── EXERCISE INPUT

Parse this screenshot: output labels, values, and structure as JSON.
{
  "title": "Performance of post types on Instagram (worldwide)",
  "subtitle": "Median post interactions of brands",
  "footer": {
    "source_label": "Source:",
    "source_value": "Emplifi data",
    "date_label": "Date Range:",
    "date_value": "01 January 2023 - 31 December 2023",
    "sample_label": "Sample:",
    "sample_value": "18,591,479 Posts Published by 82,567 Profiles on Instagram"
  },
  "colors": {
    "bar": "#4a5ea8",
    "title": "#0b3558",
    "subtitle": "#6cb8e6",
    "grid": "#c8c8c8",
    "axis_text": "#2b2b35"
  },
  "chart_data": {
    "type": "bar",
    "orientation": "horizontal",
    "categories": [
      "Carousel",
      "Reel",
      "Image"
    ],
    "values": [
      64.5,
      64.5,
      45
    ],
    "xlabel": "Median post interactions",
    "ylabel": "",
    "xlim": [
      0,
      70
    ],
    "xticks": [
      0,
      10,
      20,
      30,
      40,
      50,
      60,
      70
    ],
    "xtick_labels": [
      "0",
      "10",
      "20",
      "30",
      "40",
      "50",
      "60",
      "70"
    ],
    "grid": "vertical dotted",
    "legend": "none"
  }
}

────

DO THIS |
Copy every line above that holds the word "Instagram".

EXPECTED ANSWER |
  "title": "Performance of post types on Instagram (worldwide)",
    "sample_value": "18,591,479 Posts Published by 82,567 Profiles on Instagram"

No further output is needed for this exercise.